[Stored entries]
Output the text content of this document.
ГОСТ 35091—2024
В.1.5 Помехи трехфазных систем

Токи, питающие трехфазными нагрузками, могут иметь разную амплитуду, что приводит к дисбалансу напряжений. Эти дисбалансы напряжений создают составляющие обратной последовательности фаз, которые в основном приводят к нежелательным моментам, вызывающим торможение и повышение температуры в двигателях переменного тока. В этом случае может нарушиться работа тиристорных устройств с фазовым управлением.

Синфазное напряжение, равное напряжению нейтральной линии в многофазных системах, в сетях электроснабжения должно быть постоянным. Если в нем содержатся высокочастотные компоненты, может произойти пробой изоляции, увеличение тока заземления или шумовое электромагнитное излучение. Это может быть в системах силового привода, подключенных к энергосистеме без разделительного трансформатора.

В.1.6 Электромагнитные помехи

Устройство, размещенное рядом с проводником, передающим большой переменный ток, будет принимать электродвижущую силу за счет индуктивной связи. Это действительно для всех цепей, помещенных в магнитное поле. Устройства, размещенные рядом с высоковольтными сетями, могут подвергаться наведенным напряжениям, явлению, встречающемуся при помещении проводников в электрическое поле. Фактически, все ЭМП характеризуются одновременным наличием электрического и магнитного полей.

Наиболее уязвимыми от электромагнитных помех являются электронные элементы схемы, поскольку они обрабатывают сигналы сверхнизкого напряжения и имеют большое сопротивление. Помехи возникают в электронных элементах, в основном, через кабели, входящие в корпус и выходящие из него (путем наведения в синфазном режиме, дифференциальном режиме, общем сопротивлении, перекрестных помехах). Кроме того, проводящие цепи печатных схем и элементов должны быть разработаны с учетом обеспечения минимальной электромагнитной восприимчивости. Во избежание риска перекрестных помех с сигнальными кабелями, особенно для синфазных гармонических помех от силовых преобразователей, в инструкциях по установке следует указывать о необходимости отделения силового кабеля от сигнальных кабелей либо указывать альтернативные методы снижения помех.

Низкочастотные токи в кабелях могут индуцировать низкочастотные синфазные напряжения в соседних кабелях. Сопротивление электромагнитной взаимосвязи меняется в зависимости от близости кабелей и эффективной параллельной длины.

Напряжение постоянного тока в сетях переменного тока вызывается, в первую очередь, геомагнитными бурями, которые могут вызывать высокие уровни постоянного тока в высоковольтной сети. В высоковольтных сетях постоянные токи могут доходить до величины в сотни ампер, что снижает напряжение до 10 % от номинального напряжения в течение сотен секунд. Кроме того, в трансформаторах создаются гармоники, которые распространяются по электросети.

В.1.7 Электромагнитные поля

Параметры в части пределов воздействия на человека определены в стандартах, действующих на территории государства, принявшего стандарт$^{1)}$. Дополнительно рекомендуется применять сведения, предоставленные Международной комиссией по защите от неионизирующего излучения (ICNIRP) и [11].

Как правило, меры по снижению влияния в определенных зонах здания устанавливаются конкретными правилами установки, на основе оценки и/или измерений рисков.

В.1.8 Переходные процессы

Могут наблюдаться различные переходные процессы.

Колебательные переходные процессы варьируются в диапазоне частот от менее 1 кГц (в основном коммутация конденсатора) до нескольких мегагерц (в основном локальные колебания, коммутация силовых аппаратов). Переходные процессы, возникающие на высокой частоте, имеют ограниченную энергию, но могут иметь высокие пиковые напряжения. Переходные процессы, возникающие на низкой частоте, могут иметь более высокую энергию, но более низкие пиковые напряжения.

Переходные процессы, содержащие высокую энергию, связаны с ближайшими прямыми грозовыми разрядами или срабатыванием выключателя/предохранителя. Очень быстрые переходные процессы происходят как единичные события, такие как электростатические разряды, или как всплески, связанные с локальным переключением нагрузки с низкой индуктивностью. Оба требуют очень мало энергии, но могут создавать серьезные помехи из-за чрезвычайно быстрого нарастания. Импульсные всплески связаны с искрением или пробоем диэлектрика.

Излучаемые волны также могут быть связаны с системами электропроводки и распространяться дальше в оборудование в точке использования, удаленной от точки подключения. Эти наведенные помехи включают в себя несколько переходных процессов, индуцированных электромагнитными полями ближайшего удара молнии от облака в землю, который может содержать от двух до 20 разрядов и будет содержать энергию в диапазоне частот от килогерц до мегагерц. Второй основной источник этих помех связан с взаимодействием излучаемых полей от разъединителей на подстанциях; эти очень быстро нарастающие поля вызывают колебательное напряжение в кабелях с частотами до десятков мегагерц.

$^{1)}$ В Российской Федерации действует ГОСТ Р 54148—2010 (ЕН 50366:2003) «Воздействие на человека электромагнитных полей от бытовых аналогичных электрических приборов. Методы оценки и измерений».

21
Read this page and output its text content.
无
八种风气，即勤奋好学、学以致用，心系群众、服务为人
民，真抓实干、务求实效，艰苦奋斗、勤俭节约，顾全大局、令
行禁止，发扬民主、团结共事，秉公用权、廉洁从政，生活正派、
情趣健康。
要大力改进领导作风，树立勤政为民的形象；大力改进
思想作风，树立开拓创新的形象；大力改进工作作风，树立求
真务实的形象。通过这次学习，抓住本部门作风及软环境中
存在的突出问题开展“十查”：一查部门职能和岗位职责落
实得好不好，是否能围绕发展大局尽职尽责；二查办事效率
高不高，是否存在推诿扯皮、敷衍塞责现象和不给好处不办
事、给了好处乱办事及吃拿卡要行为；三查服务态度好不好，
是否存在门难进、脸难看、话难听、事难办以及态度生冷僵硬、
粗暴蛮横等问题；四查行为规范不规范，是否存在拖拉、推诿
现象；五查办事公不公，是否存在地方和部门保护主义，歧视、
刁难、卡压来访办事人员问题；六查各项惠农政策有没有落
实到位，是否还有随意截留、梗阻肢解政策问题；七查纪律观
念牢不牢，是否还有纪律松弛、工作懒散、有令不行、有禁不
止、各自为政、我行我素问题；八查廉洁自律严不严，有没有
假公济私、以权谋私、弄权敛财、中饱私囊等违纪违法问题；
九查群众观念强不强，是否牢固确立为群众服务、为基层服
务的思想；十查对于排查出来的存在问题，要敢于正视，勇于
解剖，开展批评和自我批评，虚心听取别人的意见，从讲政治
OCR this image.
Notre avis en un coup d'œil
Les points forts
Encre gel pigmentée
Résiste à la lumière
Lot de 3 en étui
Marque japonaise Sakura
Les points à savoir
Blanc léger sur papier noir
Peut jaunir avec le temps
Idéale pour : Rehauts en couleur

**Task instructions**
Where does the word "электромагнитной" appear in the listing? List each line that holds it.

**The reply**
Наиболее уязвимыми от электромагнитных помех являются электронные элементы схемы, поскольку они обрабатывают сигналы сверхнизкого напряжения и имеют большое сопротивление. Помехи возникают в электронных элементах, в основном, через кабели, входящие в корпус и выходящие из него (путем наведения в синфазном режиме, дифференциальном режиме, общем сопротивлении, перекрестных помехах). Кроме того, проводящие цепи печатных схем и элементов должны быть разработаны с учетом обеспечения минимальной электромагнитной восприимчивости. Во избежание риска перекрестных помех с сигнальными кабелями, особенно для синфазных гармонических помех от силовых преобразователей, в инструкциях по установке следует указывать о необходимости отделения силового кабеля от сигнальных кабелей либо указывать альтернативные методы снижения помех.
Низкочастотные токи в кабелях могут индуцировать низкочастотные синфазные напряжения в соседних кабелях. Сопротивление электромагнитной взаимосвязи меняется в зависимости от близости кабелей и эффективной параллельной длины.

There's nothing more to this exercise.